貴州天名精化學成分及抗菌活性研究

陳 潔，王 丹，張 雄，彭明友，徐 冉,2，晏 英,2，王 穎,2*

1貴州醫科大學藥學院，貴陽 550025；2貴州醫科大學 貴州省化學合成藥物研發利用工程技術研究中心，貴陽 550004

菊科天名精屬(Carpesium)植物為多年生草本，全世界約有21種，其中少數種分布于歐亞大陸，大部分分布于亞洲中部，尤其是在我國的西南片區有豐富的植物資源，其中的天名精、煙管頭草和金挖耳已被列入中國法定藥用植物，貴州天名精(Carpesiumfaberi)因其止血、抗寄生蟲、抗炎和解毒特性，長期以來被用作民間藥物[1,2]。文獻報道已從天名精屬植物中至少分離得到277個化合物，結構類型包括萜類，黃酮，酚類，甾體等，其中從貴州天名精中分離得到37個化合物，其中倍半萜是其主要活性成分[2]。藥理研究顯示倍半萜類化合物具有抗腫瘤、抗瘧原蟲、抗炎、抗菌等多種生物活性[3]。近年來對于貴州天名精的活性報道主要是抗腫瘤活性[4-6]以及抗炎活性[7,8]，尚未對其抗菌活性進行報道。為促進天名精植物資源的綜合開發與利用，本研究對采自貴州凱里的天名精全草開展化學成分研究，并對所得化合物進行抗菌活性測試。

— 顯示信息 —
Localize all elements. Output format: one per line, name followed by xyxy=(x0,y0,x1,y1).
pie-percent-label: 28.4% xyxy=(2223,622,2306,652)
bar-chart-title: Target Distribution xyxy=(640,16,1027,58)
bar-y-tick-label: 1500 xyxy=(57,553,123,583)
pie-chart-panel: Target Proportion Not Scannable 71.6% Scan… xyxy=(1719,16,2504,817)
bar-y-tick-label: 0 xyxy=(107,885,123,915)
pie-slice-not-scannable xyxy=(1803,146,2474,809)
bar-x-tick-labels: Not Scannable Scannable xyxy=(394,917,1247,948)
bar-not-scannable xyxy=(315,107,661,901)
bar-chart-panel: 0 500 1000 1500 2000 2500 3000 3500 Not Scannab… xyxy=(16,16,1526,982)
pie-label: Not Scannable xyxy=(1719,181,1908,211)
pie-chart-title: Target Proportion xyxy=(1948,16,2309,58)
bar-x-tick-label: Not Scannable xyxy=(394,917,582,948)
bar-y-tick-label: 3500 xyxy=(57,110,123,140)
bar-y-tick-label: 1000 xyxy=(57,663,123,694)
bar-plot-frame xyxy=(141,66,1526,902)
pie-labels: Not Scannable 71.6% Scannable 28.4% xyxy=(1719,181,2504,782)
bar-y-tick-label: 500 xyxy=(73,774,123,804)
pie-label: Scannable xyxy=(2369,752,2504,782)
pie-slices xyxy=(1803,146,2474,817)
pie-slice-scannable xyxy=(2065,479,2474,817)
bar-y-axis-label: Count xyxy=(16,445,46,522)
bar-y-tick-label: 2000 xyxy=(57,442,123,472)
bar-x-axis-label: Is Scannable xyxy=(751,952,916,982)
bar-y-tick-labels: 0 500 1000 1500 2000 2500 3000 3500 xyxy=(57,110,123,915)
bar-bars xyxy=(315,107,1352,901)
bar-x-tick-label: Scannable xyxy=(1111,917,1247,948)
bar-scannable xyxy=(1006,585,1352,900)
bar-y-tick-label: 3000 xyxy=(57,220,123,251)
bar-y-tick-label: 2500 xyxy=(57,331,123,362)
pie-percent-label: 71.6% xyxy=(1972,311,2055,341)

— 問題描述 —
根據給定文段，列出貴州天名精因之長期被用作民間藥物的全部特性。

— 習題答案 —
止血、抗寄生蟲、抗炎、解毒